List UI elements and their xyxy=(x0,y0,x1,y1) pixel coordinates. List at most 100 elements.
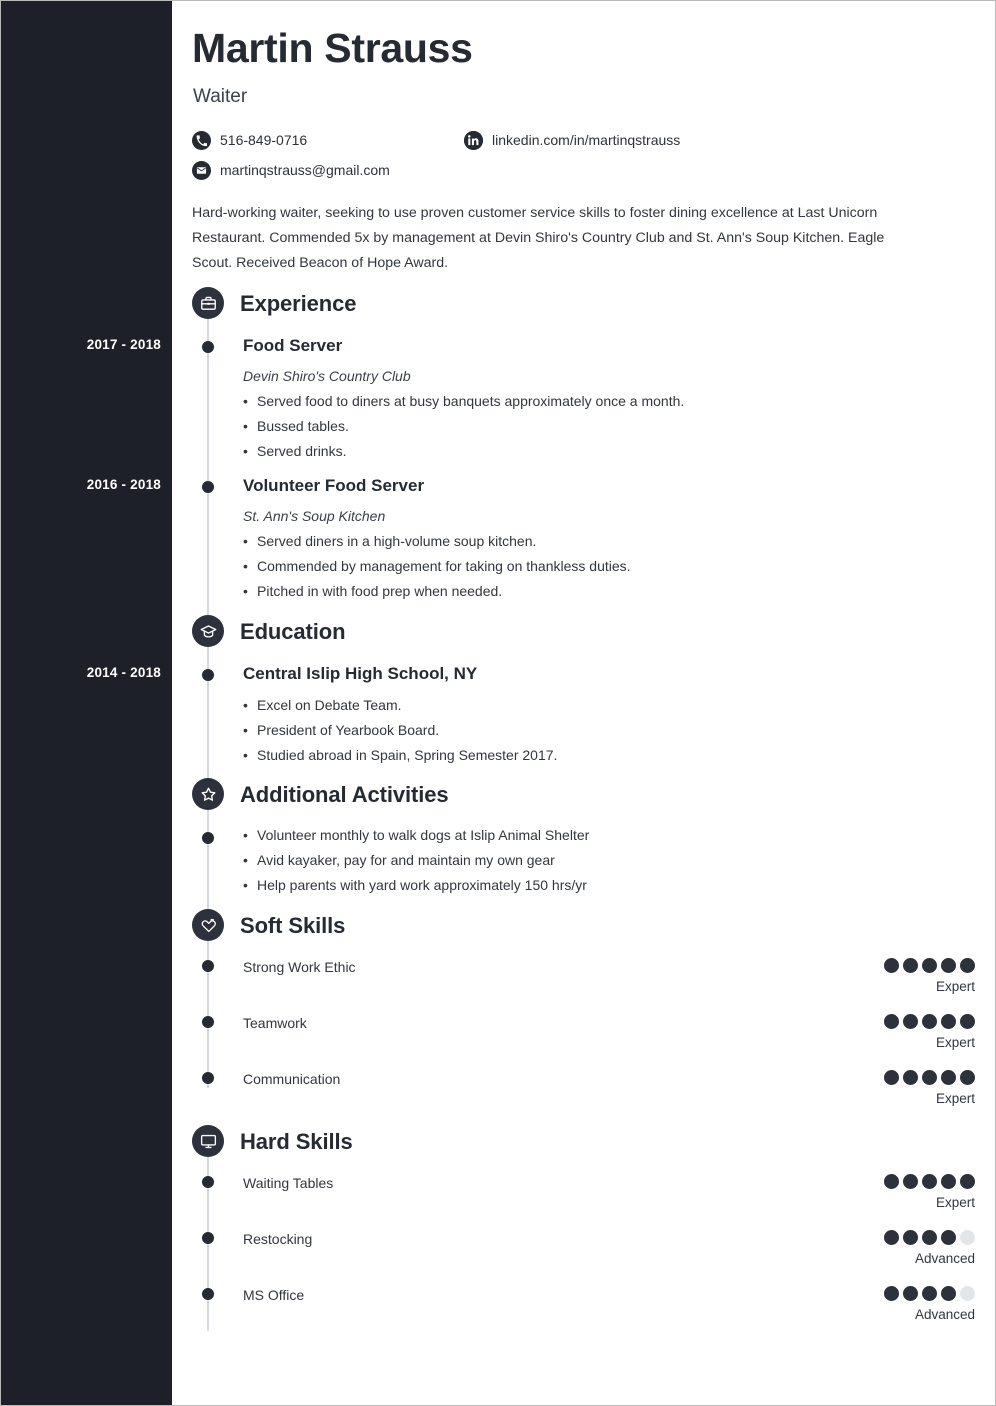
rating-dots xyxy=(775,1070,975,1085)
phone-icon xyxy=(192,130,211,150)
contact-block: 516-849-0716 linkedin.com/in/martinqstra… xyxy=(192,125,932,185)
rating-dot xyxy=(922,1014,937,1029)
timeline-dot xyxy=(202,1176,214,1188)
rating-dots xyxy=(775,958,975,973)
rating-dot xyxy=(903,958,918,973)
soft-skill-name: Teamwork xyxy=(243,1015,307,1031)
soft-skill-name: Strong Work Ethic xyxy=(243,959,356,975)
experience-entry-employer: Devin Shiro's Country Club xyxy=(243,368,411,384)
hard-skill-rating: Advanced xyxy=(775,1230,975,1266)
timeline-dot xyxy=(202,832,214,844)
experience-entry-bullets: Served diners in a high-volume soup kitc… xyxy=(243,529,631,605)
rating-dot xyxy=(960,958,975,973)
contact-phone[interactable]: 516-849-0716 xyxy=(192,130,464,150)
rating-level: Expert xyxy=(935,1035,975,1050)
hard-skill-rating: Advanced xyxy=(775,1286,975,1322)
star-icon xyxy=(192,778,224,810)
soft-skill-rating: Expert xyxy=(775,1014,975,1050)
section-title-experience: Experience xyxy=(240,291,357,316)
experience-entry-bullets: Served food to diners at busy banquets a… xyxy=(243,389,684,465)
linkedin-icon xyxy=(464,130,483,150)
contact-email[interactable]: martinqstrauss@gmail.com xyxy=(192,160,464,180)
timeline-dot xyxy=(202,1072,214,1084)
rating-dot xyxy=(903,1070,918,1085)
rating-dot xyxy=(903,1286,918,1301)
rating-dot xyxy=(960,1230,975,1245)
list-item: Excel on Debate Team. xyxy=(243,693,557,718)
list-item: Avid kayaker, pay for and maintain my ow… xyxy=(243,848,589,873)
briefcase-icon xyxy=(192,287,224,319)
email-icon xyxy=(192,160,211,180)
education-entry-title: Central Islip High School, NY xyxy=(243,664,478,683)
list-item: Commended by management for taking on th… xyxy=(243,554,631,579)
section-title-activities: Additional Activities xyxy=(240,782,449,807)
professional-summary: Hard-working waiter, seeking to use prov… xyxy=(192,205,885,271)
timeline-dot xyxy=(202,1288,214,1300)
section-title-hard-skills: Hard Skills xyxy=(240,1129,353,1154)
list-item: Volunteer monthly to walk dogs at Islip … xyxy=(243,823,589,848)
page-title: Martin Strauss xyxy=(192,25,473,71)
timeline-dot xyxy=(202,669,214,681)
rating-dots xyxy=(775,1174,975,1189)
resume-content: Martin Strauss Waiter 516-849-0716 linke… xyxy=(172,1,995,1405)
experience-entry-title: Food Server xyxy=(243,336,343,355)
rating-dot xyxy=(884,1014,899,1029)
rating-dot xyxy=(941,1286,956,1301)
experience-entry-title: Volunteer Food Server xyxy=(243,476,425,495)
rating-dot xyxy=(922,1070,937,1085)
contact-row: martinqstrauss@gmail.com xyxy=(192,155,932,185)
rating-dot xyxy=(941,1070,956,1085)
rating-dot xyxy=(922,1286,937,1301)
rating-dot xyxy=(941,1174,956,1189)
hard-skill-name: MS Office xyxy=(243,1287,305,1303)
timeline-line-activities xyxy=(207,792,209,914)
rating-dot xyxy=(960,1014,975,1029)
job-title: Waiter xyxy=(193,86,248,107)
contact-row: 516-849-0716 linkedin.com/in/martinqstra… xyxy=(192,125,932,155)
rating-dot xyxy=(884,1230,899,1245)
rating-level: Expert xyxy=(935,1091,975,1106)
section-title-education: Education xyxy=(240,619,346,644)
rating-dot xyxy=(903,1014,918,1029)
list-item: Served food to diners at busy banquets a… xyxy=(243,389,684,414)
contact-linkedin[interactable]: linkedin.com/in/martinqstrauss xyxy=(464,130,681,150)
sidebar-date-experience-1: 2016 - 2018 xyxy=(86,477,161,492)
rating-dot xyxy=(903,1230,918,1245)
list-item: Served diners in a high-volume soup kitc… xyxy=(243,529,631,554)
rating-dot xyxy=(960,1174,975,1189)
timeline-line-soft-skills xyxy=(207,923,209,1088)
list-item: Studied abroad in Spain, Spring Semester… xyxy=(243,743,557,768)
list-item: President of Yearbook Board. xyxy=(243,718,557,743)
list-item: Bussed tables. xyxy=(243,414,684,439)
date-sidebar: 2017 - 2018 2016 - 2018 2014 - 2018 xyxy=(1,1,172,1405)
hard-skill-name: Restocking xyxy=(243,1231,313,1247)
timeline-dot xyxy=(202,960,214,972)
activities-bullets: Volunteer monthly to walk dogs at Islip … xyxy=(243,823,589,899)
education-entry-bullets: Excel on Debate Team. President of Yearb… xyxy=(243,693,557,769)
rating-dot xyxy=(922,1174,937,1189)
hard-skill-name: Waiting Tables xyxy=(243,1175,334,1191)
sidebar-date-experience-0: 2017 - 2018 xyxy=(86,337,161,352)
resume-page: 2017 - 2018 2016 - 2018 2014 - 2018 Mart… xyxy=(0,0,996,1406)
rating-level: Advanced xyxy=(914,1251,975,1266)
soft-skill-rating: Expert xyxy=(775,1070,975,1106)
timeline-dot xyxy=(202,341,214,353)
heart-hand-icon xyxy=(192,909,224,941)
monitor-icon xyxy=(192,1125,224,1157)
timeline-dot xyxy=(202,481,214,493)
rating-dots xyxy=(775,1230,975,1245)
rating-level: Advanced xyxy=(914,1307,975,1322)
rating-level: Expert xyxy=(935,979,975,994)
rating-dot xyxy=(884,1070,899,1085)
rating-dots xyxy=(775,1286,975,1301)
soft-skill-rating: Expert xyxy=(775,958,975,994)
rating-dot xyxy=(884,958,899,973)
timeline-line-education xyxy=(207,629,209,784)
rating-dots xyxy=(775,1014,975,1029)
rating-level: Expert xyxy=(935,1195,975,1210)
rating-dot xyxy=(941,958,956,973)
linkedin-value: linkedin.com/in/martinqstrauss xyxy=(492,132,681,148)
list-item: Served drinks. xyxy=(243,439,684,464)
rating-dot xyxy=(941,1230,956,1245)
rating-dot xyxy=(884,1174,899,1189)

----------------------------------------

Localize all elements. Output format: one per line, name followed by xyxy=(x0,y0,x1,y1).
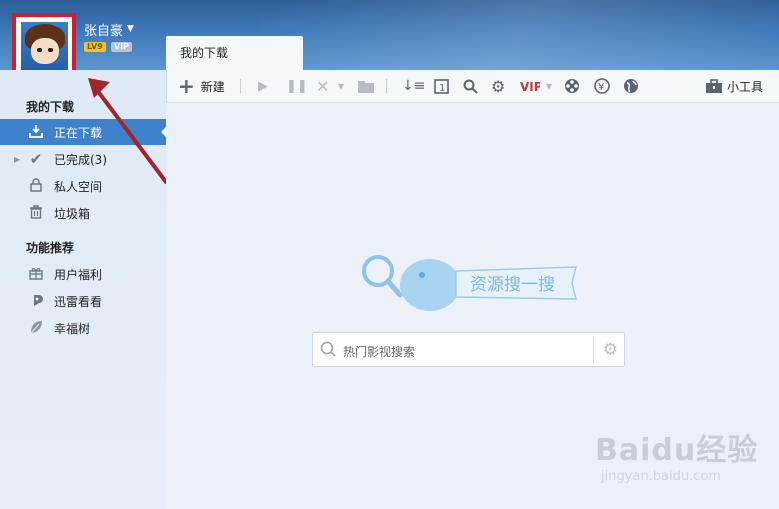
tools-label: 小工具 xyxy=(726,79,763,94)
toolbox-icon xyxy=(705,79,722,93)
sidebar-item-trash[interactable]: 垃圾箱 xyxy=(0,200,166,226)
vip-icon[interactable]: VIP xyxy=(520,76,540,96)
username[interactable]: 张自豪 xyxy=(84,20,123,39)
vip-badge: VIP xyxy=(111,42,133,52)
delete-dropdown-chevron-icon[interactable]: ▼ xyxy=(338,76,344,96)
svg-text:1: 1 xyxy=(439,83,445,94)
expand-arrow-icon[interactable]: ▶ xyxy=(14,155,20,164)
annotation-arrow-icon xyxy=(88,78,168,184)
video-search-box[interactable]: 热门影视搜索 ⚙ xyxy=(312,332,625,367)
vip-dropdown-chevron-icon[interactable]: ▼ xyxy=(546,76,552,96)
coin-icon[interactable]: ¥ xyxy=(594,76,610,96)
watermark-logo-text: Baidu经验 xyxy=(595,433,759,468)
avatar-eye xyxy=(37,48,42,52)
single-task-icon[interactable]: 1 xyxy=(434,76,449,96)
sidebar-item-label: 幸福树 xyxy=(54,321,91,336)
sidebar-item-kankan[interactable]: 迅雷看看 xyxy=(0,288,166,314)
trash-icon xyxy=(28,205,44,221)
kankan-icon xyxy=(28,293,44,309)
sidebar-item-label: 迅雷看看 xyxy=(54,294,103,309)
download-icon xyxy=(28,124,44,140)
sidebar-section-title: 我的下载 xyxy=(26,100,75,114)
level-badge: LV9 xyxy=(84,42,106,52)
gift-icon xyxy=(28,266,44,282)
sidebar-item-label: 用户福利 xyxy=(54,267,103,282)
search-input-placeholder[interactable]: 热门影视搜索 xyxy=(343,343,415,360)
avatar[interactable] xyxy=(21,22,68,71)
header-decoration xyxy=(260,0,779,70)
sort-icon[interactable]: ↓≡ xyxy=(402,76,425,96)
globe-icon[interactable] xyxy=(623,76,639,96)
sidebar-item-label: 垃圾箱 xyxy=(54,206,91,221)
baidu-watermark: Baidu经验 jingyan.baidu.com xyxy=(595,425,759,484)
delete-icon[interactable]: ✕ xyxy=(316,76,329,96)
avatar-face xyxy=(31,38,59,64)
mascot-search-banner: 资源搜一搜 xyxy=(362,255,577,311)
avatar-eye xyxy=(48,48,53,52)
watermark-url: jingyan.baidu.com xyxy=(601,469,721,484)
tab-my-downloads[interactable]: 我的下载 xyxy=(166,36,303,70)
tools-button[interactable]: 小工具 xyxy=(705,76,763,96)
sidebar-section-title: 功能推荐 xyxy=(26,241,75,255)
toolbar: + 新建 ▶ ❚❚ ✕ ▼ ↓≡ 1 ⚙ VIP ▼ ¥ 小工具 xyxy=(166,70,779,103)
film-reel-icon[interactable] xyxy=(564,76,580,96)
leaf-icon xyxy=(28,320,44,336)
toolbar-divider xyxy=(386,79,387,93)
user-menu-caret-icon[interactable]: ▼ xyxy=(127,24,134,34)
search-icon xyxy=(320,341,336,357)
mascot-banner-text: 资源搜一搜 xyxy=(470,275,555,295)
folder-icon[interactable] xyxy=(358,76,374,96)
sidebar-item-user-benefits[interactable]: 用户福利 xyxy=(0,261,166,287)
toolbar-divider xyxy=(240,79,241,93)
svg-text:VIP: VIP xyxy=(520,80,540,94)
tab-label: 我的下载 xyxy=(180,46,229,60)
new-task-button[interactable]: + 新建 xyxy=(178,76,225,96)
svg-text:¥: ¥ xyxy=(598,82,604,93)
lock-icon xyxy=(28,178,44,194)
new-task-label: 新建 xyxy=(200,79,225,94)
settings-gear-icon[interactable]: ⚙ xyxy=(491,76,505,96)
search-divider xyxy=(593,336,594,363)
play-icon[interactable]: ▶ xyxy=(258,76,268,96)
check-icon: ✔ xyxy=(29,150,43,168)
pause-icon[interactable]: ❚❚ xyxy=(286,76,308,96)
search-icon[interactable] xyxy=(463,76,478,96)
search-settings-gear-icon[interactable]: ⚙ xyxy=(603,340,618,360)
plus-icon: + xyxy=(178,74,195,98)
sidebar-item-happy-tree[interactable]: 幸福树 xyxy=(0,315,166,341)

----------------------------------------

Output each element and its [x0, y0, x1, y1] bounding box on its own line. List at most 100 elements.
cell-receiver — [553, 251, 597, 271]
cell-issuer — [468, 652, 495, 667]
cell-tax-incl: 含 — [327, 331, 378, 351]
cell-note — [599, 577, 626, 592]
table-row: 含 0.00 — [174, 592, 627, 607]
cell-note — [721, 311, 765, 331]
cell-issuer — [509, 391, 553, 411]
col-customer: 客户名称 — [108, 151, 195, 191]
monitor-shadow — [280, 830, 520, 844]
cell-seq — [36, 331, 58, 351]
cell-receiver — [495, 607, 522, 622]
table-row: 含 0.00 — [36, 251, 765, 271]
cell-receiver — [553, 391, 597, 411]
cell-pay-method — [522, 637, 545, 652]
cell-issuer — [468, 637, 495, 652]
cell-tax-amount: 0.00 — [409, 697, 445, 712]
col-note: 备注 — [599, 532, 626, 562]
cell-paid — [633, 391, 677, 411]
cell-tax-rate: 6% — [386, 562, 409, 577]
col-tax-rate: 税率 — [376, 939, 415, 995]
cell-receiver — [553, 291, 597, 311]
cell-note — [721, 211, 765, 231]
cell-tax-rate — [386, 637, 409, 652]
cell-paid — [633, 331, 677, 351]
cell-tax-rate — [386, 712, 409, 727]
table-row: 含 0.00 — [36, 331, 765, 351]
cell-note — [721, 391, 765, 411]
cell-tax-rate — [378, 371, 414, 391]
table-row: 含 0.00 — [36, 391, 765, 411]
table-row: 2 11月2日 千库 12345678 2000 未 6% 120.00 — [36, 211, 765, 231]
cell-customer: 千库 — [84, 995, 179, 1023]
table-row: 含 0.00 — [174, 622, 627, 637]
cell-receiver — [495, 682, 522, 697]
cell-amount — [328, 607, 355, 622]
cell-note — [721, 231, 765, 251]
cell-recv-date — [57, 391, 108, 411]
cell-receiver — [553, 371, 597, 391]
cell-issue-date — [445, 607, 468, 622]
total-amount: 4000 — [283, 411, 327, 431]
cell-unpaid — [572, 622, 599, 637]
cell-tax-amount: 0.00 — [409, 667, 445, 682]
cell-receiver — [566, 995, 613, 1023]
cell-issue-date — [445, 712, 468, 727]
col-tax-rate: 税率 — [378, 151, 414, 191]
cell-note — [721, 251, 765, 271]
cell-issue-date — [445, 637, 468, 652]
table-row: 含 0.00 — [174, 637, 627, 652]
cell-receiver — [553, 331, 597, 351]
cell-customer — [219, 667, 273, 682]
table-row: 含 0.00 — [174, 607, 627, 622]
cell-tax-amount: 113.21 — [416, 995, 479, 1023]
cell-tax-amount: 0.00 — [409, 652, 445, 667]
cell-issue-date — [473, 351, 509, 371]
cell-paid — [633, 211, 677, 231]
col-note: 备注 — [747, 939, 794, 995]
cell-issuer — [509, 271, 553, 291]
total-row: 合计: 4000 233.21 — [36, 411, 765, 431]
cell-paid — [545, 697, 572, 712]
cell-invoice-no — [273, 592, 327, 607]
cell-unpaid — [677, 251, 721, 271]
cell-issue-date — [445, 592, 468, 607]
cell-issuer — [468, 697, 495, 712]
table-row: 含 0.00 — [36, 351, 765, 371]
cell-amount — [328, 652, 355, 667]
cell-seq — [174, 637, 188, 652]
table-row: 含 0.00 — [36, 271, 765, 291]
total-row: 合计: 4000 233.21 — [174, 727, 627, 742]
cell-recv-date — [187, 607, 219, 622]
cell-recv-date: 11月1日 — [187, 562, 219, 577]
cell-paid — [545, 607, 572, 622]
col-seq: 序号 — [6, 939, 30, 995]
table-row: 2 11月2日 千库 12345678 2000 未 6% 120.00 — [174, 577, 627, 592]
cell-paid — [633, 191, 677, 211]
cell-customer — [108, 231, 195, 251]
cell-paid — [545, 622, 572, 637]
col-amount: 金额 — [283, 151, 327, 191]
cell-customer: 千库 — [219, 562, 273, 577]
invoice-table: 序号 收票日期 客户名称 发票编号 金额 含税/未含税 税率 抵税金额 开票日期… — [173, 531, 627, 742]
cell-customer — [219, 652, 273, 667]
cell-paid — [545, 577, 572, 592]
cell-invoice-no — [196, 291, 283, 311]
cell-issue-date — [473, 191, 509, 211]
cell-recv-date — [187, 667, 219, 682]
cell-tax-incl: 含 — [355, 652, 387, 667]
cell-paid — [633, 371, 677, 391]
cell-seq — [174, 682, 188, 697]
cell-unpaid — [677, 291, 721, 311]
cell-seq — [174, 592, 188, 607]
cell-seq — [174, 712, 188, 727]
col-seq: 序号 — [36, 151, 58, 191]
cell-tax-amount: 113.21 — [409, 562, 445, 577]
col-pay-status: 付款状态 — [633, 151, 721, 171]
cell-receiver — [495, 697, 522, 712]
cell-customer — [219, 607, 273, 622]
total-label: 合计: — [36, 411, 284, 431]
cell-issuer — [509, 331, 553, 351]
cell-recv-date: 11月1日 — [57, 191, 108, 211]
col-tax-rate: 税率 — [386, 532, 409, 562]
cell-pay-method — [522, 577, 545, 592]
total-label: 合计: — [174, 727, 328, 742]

----------------------------------------

> _PROMPT_
Transcribe the items above word for word, starting with the line that contains "rating-dots xyxy=(775,1070,975,1085)" and going on through the line that contains "rating-dots xyxy=(775,958,975,973)", with both of those lines included.

> _RESULT OF THE TASK_
rating-dots xyxy=(775,1070,975,1085)
phone-icon xyxy=(192,130,211,150)
contact-block: 516-849-0716 linkedin.com/in/martinqstra… xyxy=(192,125,932,185)
rating-dot xyxy=(922,1014,937,1029)
timeline-dot xyxy=(202,1176,214,1188)
rating-dots xyxy=(775,958,975,973)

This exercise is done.